__EXTRACTED RECORDS__

____________

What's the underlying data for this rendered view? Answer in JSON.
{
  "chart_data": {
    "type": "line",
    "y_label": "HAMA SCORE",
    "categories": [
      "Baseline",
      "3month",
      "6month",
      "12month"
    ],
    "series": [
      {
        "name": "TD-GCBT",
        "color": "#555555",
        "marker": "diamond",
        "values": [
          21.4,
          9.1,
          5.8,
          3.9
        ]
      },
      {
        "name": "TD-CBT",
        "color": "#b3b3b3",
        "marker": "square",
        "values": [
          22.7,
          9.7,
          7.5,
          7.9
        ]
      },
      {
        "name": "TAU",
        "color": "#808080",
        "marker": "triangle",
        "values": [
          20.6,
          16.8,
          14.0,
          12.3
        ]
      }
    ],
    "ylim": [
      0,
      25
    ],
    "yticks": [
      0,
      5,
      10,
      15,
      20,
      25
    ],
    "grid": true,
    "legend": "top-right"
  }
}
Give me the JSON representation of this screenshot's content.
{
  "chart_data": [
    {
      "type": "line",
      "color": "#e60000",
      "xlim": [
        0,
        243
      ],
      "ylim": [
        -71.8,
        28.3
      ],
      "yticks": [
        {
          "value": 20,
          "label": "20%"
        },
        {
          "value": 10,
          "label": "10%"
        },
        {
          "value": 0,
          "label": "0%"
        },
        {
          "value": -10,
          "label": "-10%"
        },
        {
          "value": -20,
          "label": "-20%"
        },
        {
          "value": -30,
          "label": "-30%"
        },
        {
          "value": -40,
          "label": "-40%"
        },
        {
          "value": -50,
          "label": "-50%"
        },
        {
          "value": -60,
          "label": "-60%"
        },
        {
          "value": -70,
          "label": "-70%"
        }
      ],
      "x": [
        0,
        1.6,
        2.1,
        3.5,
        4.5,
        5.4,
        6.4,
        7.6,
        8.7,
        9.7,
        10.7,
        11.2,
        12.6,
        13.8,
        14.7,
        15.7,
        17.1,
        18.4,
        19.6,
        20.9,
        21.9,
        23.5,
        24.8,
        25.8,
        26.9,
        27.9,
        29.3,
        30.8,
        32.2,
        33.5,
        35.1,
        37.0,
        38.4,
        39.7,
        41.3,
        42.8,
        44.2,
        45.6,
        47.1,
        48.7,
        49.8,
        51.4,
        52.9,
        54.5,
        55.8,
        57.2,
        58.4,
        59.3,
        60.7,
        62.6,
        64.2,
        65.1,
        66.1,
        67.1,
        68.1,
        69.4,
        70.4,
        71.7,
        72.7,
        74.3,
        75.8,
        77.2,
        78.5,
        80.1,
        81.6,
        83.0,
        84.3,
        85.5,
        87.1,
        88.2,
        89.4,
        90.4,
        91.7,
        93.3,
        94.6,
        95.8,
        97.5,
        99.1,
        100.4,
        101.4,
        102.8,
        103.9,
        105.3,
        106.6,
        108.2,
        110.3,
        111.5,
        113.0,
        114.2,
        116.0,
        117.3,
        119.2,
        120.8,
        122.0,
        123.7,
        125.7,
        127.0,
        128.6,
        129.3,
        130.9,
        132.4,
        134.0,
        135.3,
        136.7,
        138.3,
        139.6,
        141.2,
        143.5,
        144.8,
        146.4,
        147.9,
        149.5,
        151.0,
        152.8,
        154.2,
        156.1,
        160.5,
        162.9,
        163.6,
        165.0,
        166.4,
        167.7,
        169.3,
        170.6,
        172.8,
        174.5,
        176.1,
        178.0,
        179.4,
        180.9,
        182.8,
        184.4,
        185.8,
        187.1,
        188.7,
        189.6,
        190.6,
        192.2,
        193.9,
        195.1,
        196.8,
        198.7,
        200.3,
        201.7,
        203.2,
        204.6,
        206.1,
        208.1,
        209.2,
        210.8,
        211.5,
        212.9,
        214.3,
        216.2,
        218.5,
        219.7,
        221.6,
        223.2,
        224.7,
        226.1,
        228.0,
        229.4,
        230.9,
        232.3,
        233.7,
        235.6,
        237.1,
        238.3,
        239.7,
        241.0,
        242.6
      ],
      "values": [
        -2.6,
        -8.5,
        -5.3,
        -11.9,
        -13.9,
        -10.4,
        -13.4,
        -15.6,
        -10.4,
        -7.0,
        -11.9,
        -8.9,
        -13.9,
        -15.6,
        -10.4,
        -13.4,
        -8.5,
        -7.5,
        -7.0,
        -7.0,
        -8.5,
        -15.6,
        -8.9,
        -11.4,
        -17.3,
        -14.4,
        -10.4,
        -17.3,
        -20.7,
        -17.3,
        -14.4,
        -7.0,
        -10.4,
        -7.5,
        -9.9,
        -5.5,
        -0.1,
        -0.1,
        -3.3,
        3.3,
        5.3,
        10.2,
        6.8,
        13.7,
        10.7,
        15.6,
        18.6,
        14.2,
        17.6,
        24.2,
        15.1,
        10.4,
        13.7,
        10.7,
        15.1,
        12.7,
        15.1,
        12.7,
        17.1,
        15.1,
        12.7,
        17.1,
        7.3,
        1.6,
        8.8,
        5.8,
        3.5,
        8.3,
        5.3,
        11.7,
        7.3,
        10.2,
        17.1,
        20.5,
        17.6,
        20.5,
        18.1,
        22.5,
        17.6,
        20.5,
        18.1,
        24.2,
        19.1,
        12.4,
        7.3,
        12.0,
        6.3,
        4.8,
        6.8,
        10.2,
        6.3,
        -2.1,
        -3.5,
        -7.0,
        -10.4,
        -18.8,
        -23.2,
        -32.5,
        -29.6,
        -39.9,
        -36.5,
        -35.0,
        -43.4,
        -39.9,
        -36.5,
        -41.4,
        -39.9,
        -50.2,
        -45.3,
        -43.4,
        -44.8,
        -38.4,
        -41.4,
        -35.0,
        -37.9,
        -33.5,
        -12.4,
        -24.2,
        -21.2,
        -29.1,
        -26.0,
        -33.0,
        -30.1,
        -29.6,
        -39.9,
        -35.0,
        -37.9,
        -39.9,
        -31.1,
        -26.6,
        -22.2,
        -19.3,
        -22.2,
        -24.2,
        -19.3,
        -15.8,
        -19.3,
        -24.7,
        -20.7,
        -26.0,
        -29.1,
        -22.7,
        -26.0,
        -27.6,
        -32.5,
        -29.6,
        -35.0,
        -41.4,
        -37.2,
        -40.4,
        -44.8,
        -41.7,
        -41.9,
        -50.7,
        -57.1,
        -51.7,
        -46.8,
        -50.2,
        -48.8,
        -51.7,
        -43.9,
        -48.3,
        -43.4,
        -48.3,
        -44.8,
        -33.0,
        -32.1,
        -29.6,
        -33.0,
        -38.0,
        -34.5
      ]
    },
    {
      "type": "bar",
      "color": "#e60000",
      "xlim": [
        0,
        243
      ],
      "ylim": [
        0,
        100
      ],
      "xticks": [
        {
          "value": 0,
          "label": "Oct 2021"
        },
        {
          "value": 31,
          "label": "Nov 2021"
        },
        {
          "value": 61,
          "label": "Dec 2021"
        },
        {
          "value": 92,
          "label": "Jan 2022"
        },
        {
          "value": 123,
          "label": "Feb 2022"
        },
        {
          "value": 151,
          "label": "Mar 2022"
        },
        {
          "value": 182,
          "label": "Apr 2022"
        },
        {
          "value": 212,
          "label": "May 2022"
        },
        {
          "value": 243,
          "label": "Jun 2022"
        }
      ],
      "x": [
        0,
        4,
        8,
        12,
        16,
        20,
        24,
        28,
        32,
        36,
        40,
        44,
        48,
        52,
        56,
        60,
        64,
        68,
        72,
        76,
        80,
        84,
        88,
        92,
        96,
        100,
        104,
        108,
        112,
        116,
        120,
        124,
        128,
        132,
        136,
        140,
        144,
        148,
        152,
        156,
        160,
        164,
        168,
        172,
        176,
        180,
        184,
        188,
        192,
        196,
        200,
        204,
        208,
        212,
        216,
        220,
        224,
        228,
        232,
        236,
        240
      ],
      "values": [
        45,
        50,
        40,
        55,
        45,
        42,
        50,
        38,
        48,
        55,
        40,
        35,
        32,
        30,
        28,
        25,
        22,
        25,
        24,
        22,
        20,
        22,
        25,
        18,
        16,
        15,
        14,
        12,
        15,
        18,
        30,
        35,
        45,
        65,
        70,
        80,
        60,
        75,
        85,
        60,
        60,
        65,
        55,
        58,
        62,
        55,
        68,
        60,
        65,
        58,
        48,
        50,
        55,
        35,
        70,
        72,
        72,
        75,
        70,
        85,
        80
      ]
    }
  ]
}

____________

__EXERCISE REQUIREMENTS__
Say how many lines of the material contain the word "JSON", with no other text.

__THE RESULT__
2